Task to complete →
Pick out all lines with the word "diagram" from the records that follow.

Listing →
>>>>
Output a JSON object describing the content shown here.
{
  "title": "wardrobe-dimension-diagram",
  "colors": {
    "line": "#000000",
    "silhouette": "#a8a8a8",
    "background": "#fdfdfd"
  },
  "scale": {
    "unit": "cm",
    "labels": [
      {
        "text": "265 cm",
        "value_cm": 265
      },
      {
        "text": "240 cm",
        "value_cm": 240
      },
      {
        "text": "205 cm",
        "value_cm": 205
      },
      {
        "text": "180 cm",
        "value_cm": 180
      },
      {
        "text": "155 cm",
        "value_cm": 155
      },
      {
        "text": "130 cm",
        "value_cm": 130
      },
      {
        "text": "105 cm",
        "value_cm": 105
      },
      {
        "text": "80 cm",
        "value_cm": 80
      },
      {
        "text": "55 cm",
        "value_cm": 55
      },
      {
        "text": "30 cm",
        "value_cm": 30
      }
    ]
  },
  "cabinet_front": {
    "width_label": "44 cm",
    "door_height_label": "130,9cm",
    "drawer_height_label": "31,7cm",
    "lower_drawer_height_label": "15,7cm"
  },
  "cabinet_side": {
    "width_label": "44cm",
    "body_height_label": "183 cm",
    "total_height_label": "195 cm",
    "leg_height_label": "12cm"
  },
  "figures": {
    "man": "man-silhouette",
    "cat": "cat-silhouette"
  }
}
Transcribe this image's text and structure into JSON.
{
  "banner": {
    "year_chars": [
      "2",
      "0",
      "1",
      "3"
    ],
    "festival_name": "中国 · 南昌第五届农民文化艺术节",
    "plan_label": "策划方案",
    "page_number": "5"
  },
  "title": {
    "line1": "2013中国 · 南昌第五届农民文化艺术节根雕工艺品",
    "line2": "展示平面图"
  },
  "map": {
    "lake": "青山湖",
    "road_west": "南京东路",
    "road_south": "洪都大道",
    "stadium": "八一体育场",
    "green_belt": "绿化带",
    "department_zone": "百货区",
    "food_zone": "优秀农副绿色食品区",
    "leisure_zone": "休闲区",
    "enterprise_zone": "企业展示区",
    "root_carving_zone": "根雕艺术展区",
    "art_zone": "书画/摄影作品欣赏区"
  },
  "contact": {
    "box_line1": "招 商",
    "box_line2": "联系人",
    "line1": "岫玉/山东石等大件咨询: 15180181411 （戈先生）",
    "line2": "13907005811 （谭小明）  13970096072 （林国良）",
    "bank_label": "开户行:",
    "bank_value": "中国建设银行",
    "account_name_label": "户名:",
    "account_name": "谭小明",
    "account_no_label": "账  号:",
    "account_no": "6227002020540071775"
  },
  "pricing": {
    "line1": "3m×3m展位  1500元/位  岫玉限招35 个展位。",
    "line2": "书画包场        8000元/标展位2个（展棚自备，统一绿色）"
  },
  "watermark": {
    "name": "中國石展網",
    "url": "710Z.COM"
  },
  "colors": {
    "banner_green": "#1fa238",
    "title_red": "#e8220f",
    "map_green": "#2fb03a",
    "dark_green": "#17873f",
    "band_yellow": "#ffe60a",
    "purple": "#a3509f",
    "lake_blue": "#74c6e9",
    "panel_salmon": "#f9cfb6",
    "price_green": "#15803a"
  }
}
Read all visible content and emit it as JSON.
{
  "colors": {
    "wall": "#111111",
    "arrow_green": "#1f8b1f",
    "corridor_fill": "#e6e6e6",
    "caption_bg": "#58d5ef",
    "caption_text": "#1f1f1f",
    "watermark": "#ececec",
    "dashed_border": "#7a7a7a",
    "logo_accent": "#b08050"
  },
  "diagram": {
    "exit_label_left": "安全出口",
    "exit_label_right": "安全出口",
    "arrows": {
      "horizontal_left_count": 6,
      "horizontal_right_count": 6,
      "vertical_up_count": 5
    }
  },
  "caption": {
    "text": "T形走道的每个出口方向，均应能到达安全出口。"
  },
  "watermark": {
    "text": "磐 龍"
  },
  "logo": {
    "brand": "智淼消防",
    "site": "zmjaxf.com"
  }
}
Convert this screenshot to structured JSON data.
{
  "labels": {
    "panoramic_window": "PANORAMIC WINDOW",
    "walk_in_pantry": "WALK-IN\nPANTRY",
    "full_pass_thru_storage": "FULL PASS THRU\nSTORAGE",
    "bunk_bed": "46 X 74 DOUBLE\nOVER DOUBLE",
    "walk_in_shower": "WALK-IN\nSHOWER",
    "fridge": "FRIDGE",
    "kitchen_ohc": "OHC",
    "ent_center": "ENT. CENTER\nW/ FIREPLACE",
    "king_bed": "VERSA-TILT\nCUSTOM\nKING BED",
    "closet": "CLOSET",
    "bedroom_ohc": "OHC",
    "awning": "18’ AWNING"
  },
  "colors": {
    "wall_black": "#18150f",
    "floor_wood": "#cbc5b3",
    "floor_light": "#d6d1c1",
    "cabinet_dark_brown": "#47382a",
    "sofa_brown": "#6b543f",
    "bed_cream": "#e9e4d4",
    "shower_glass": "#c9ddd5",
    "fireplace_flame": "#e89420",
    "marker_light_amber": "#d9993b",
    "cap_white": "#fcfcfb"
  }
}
<<<<
Written response →
  "title": "wardrobe-dimension-diagram",
  "diagram": {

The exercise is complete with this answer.